## Start Extracted records

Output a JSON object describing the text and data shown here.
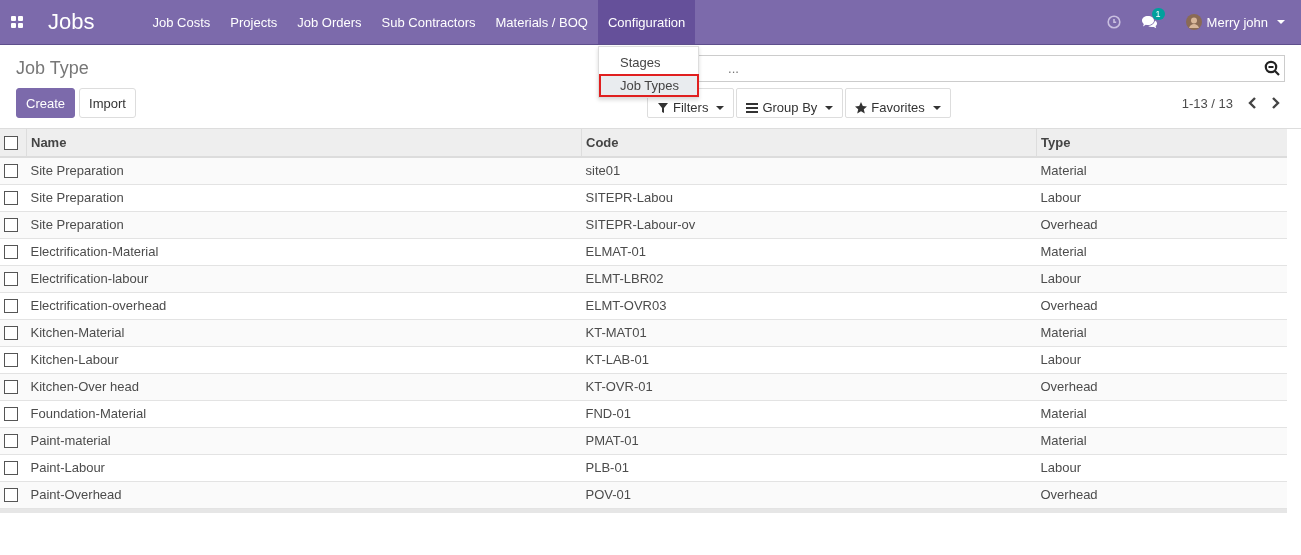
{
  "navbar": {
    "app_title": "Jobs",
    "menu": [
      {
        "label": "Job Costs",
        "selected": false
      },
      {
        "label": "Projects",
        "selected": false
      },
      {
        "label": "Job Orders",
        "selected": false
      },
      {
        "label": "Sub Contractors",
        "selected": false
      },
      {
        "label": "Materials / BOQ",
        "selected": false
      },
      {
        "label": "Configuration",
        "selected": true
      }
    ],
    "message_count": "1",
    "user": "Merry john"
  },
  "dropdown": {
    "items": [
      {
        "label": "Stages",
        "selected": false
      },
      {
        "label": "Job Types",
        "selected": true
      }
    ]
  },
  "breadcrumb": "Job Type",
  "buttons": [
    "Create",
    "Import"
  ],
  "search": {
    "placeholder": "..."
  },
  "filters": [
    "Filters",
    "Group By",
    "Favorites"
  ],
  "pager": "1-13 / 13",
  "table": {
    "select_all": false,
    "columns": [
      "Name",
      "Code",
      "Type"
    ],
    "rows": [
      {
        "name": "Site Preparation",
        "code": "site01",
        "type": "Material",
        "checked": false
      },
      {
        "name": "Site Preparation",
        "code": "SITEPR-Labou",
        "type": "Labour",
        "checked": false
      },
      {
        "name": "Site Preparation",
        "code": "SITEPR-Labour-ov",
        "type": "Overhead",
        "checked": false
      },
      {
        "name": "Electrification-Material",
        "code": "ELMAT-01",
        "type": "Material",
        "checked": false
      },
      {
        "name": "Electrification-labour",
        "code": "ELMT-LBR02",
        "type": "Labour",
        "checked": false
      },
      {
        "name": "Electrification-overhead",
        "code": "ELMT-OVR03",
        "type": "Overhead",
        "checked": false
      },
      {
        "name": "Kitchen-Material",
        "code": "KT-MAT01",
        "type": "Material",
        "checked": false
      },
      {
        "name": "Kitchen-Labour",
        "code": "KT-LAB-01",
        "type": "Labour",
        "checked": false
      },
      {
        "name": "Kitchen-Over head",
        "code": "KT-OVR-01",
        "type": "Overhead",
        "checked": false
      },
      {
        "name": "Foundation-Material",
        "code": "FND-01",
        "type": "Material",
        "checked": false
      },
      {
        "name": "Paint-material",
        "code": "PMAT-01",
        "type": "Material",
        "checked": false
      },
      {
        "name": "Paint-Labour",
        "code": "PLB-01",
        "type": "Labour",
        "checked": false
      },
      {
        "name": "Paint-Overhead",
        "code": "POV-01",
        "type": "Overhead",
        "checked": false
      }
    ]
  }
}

## End Extracted records
## Start Extracted records

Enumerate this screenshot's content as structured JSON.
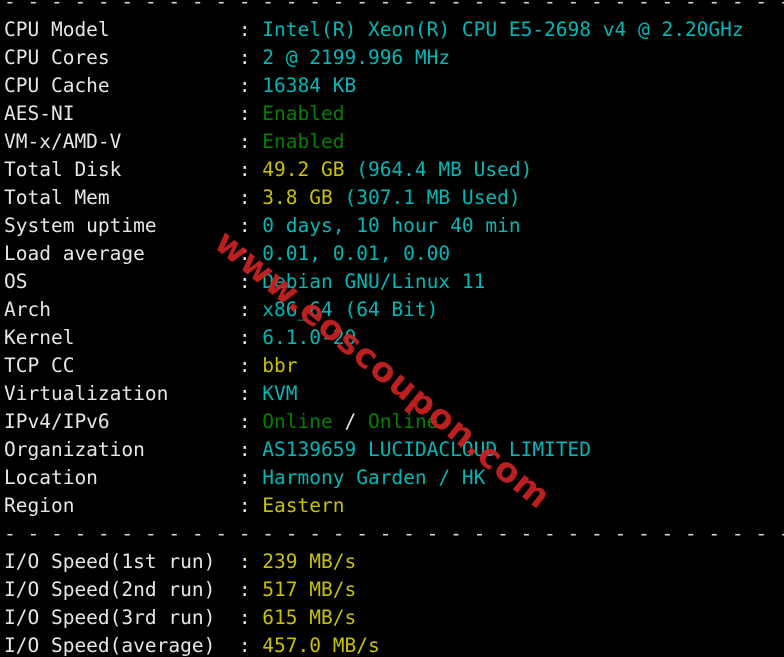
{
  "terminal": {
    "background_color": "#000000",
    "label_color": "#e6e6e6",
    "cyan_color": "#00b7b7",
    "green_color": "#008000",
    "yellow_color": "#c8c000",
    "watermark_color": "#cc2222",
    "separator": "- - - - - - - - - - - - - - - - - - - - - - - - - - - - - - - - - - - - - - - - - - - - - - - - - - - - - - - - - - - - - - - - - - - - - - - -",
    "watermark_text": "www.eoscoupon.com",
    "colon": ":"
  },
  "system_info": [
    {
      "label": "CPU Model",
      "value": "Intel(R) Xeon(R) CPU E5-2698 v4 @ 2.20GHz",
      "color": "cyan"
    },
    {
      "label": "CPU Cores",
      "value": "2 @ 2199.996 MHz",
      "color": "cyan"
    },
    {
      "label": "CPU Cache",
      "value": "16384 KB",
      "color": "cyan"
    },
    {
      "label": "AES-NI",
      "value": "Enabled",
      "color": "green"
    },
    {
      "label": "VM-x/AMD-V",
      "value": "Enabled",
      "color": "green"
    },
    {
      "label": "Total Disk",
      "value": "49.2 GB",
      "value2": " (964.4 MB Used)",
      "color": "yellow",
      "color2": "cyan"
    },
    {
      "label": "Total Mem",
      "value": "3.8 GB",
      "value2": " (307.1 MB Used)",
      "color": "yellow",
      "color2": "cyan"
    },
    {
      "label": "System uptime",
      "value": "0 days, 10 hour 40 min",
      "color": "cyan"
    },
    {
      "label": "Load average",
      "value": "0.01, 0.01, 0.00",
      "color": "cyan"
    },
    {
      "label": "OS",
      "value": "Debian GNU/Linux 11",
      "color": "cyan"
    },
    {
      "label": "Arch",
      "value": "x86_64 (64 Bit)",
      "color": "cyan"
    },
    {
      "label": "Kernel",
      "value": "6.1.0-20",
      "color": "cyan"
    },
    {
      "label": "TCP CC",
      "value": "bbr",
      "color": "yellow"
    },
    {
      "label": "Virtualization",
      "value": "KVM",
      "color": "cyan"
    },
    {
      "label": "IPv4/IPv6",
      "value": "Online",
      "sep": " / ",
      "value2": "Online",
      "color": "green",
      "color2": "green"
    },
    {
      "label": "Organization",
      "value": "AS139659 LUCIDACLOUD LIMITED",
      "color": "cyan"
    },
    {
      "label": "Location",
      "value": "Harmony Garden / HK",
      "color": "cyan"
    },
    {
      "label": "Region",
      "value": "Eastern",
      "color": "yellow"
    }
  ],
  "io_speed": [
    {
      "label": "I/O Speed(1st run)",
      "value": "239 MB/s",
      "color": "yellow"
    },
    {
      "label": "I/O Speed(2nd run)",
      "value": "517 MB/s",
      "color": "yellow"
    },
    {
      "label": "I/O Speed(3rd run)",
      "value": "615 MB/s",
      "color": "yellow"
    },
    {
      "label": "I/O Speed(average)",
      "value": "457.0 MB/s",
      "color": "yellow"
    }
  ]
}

## End Extracted records

## Exercise description
Take every line from the data that contains the word "Kitchen".

## Output for this exercise
        "name": "Kitchen-Material",
        "name": "Kitchen-Labour",
        "name": "Kitchen-Over head",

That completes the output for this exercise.